Quote all of the entries word for word.

## start Listed entries

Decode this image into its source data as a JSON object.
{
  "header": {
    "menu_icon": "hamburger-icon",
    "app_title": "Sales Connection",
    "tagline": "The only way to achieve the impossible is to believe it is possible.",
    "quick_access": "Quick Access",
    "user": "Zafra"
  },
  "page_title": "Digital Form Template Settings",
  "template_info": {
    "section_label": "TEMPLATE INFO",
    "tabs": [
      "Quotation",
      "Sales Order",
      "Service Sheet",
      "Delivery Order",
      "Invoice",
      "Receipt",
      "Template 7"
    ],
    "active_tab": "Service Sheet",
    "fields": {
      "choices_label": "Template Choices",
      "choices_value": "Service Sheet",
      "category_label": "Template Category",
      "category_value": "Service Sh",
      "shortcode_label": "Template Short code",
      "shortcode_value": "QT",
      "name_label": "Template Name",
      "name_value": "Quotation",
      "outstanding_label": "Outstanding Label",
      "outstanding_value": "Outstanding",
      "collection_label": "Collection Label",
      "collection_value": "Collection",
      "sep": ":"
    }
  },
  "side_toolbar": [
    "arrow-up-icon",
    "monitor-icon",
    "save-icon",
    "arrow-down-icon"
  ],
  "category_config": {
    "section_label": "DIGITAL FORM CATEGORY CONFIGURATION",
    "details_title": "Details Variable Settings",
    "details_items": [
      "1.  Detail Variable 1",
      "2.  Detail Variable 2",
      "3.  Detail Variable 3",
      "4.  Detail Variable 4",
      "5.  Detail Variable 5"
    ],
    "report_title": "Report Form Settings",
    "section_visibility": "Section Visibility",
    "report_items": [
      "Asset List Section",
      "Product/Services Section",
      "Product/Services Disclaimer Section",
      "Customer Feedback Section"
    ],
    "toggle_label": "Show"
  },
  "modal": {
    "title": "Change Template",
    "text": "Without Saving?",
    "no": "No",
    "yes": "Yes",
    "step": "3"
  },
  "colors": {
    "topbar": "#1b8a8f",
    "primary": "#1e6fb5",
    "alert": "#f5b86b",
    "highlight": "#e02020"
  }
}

## end Listed entries

• _Solution_:
Decode this image into its source data as a JSON object.
{
  "header": {
    "menu_icon": "hamburger-icon",
    "app_title": "Sales Connection",
    "tagline": "The only way to achieve the impossible is to believe it is possible.",
    "quick_access": "Quick Access",
    "user": "Zafra"
  },
  "page_title": "Digital Form Template Settings",
  "template_info": {
    "section_label": "TEMPLATE INFO",
    "tabs": [
      "Quotation",
      "Sales Order",
      "Service Sheet",
      "Delivery Order",
      "Invoice",
      "Receipt",
      "Template 7"
    ],
    "active_tab": "Service Sheet",
    "fields": {
      "choices_label": "Template Choices",
      "choices_value": "Service Sheet",
      "category_label": "Template Category",
      "category_value": "Service Sh",
      "shortcode_label": "Template Short code",
      "shortcode_value": "QT",
      "name_label": "Template Name",
      "name_value": "Quotation",
      "outstanding_label": "Outstanding Label",
      "outstanding_value": "Outstanding",
      "collection_label": "Collection Label",
      "collection_value": "Collection",
      "sep": ":"
    }
  },
  "side_toolbar": [
    "arrow-up-icon",
    "monitor-icon",
    "save-icon",
    "arrow-down-icon"
  ],
  "category_config": {
    "section_label": "DIGITAL FORM CATEGORY CONFIGURATION",
    "details_title": "Details Variable Settings",
    "details_items": [
      "1.  Detail Variable 1",
      "2.  Detail Variable 2",
      "3.  Detail Variable 3",
      "4.  Detail Variable 4",
      "5.  Detail Variable 5"
    ],
    "report_title": "Report Form Settings",
    "section_visibility": "Section Visibility",
    "report_items": [
      "Asset List Section",
      "Product/Services Section",
      "Product/Services Disclaimer Section",
      "Customer Feedback Section"
    ],
    "toggle_label": "Show"
  },
  "modal": {
    "title": "Change Template",
    "text": "Without Saving?",
    "no": "No",
    "yes": "Yes",
    "step": "3"
  },
  "colors": {
    "topbar": "#1b8a8f",
    "primary": "#1e6fb5",
    "alert": "#f5b86b",
    "highlight": "#e02020"
  }
}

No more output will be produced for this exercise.